[WORK TO COMPLETE]
Copy out all lines with the word "чтобы" in them.

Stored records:
□ □ □ □
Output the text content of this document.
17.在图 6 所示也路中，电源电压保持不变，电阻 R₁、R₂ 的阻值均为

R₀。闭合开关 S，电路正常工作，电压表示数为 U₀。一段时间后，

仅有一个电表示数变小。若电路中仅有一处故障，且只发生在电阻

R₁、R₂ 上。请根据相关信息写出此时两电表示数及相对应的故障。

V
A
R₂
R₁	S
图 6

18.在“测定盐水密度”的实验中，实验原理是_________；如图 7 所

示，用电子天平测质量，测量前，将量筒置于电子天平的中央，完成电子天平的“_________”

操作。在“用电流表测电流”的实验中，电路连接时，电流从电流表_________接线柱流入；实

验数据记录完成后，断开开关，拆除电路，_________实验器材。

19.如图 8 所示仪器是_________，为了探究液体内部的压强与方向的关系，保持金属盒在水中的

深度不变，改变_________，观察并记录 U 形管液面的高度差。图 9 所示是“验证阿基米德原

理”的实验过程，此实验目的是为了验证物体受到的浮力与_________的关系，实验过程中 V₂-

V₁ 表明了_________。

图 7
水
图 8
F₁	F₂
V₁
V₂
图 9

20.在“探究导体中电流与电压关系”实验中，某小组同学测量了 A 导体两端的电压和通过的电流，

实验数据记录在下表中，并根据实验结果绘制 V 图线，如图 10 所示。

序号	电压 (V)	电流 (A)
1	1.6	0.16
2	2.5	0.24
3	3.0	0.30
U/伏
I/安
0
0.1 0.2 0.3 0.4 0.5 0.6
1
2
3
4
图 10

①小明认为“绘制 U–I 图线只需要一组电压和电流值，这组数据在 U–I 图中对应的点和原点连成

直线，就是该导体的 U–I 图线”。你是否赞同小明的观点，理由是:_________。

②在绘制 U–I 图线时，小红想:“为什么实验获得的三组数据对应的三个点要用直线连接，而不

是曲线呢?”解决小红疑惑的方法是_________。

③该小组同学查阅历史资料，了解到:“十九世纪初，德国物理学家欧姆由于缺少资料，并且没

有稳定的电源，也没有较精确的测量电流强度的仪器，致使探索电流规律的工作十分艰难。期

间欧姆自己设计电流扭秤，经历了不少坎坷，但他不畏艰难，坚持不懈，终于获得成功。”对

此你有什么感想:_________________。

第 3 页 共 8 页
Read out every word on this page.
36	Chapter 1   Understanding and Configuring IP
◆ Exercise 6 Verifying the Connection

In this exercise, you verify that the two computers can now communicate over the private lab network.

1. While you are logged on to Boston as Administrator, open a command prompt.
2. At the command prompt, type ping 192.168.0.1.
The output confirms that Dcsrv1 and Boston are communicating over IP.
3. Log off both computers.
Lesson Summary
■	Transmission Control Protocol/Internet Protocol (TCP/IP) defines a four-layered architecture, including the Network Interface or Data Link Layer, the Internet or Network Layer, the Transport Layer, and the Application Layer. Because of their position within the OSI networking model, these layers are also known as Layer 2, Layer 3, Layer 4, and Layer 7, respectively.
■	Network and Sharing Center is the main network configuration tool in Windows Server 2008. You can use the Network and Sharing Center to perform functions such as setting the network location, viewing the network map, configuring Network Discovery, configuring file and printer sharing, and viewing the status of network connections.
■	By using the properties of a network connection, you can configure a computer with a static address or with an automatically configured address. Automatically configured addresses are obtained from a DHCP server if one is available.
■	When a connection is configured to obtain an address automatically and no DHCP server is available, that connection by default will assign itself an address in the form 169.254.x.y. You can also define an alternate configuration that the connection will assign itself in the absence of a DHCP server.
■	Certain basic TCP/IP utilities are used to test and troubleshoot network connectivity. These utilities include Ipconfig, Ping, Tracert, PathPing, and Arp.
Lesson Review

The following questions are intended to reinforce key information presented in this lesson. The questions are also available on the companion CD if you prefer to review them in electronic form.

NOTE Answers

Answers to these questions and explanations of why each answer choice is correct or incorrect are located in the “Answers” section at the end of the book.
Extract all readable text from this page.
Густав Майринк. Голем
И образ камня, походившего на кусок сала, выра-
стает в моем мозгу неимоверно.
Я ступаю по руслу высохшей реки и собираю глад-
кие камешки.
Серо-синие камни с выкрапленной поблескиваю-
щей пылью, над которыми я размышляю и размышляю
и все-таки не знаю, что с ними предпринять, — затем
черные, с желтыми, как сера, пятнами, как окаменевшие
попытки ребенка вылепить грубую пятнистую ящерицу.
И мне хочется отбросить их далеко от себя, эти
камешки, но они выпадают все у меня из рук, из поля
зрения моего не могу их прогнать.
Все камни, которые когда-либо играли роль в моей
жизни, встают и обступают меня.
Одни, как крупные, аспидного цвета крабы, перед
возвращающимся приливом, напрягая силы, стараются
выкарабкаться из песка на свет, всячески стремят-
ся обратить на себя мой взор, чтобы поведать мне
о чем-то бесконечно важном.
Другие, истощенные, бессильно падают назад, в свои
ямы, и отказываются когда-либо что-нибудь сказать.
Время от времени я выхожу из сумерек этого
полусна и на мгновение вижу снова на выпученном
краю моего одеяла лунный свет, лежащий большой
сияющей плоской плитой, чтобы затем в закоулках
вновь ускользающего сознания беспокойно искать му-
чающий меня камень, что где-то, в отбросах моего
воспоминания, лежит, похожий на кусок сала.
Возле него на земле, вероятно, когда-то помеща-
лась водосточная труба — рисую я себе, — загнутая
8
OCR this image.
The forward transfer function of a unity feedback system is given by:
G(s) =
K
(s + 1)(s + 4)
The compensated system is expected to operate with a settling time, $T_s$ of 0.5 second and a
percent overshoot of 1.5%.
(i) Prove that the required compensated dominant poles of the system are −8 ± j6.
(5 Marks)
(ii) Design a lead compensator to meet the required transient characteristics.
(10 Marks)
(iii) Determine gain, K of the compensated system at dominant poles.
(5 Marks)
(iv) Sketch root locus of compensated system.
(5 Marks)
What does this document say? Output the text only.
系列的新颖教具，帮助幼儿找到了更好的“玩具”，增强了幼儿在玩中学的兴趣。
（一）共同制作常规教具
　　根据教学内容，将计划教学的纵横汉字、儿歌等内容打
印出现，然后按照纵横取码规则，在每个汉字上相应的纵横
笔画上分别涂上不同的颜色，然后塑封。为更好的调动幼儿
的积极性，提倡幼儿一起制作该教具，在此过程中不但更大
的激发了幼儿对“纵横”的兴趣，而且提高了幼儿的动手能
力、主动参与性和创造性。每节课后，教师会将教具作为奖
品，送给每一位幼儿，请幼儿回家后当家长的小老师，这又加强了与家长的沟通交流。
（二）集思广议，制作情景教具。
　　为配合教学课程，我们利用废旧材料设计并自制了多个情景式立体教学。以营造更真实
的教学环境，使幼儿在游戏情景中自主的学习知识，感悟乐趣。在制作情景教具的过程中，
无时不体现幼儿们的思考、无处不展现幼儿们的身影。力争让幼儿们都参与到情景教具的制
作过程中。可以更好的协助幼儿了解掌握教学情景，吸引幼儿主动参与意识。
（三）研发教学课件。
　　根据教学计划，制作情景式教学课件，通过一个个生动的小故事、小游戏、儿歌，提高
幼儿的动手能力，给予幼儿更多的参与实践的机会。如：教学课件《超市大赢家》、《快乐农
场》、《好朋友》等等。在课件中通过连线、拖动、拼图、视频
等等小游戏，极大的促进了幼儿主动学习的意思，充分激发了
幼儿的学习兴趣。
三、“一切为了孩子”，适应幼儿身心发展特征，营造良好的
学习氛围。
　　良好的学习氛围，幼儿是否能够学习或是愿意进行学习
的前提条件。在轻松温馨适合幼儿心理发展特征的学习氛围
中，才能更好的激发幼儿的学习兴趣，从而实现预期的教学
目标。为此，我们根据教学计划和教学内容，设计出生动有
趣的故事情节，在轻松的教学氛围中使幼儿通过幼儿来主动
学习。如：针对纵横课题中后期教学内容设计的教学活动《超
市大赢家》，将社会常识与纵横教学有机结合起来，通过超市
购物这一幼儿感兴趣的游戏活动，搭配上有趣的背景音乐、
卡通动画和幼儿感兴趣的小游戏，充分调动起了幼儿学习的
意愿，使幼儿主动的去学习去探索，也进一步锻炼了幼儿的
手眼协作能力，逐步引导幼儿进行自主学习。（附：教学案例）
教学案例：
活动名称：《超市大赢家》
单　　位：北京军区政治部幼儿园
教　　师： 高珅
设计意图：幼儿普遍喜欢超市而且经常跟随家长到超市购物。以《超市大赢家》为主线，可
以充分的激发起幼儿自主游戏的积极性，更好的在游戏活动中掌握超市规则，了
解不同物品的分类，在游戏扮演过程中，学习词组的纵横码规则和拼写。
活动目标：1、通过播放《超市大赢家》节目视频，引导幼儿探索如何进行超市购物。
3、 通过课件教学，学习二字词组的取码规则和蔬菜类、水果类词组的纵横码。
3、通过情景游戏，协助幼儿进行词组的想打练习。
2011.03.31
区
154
□ □ □ □
[PROBLEM SOLUTION]
ся обратить на себя мой взор, чтобы поведать мне
сияющей плоской плитой, чтобы затем в закоулках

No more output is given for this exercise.